**Text for analysis:**

= Beginning of Section =

Learning the Next Big Thing (SproutCore or… something else?)

I’ve been toying with the idea of learning SproutCore for a while now as a way to learn more formal development skills than the PHP scripting I’ve been accustomed to.  I like the idea of an application that it more formally structured than the build-it-as-you-go-by-the-seat-of-your-pants approach that PHP pushes, and learning proper MVC structure.  I also love the concept of an application that runs on the client side and only calls back to the server when it needs data.  This strikes me as being a much more efficient and high performance way to do web applications.  I see a lot of benefit in this approach as I work on writing a replacement for our flagship app at work.

However, I’m increasingly struck by feeling that SproutCore isn’t quite sure what it wants to be.  For the last year, SproutCore’s direction seems to be blowing around in the breeze.  They appear to have obsoleted the Greenhouse interface builder they were working on; they introduced a templating system that bypasses the traditional way that Views were handled; they introduced a way to run apps based off of something called state charts but I haven’t seen much to officially sanction this on the website.  Now, at least as far as the 2.0 developer preview is concerned, they seem to be doing away with most all of the meat that made SproutCore itself, and making it an MVC layer optimized for jQuery.  I get the feeling that the entire framework is a boiling mish mosh and the developers are trying to figure out what kind of stew it’s going to be.

= End of Section =

**Dataset excerpts:**
= Beginning of Section =

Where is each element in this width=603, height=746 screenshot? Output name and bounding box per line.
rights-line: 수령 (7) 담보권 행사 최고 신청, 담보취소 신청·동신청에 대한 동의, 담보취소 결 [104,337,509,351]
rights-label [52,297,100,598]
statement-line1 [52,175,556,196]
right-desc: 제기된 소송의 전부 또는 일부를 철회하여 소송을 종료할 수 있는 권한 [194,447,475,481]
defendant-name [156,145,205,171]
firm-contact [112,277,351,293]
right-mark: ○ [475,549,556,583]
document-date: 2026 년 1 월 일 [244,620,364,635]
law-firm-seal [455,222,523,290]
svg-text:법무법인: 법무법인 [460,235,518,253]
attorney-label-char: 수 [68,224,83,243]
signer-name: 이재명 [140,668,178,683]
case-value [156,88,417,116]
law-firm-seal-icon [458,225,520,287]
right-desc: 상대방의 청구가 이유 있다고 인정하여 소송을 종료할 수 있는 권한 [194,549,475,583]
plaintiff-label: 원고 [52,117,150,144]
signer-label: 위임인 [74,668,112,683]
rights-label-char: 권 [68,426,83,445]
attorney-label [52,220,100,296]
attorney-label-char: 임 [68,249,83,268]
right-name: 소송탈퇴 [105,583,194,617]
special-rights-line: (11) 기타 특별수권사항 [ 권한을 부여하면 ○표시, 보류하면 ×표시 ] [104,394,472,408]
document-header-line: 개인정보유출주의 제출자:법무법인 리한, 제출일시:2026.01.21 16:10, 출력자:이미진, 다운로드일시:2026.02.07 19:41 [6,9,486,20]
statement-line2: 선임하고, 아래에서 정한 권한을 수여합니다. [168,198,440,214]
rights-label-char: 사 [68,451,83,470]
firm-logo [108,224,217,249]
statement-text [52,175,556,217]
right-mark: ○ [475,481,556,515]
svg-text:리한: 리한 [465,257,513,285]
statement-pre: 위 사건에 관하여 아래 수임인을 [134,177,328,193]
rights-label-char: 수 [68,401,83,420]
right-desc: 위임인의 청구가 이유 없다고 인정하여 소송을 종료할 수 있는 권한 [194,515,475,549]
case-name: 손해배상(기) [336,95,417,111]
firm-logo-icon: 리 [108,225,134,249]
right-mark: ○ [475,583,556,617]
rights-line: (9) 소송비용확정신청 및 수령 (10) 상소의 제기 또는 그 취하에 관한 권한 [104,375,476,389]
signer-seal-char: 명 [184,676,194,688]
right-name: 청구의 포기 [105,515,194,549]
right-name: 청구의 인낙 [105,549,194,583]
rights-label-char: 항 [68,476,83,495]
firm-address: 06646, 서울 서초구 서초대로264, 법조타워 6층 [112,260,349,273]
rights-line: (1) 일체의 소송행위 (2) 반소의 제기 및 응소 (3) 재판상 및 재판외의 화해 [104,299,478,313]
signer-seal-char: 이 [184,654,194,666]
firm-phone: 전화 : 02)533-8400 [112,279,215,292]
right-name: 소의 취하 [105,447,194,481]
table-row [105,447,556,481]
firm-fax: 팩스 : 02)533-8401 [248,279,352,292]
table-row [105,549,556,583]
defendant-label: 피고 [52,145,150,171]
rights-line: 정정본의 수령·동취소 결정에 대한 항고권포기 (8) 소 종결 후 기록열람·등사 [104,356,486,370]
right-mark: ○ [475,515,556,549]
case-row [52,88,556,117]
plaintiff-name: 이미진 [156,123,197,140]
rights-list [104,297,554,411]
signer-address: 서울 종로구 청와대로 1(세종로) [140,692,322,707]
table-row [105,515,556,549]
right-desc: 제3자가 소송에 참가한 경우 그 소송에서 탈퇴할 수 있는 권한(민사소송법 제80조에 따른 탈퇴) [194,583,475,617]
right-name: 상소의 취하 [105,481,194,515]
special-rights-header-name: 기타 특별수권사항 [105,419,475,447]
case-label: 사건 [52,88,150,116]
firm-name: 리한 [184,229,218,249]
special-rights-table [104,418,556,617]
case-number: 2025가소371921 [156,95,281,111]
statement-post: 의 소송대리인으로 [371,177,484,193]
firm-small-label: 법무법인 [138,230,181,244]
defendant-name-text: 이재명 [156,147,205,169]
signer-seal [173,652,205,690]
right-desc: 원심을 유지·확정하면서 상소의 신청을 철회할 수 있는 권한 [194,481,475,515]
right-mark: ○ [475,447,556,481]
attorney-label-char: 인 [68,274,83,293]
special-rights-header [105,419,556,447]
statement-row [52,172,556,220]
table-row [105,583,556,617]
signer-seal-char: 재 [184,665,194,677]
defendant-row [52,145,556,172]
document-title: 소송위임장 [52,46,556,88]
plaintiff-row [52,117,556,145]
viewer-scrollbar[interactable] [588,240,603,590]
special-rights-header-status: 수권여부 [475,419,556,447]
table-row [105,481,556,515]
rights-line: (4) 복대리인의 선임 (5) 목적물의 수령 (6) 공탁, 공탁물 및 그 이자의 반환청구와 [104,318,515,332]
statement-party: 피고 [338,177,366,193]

= End of Section =

**Activity list:**
a) In the post about learning SproutCore, what does the 2.0 developer preview appear to turn SproutCore into?
b) Continue the post about learning SproutCore from where it stops.
The listing is not needed for this work.

**Exercise results:**
a) An MVC layer optimized for jQuery.

b)
I’m sure I’m wrong in this characterization, but the point is that I’m now quite hesitant to put forth serious effort to learn SproutCore.  I can’t invest my time in something that I’m unsure will even be there in 6 weeks.  What’s more, the documents that are supposed to be teaching me how to code on the platform can’t keep up with the fervent pace with which the developers are changing the direction of the project.  I need a book, filled with official best practices on how to accomplish tasks and code examples leading up to the construction of a fully fledged app with user authentication.

I don’t know a lick of Objective-C or its style of development, but maybe it’s time to jump in with some Cappuccino and learn Objective-J instead?  However, something doesn’t feel quite right about Cappuccino’s approach of shoehorning applications onto the web while ignoring some of the web’s core features like HTML, CSS, and the DOM, but at least that way I could take my experience and perhaps back port it to writing proper Objective-C apps.  Maybe a shoe in the door to scratching the itch of writing the genealogy management app I’ve always wanted to write and take over the world.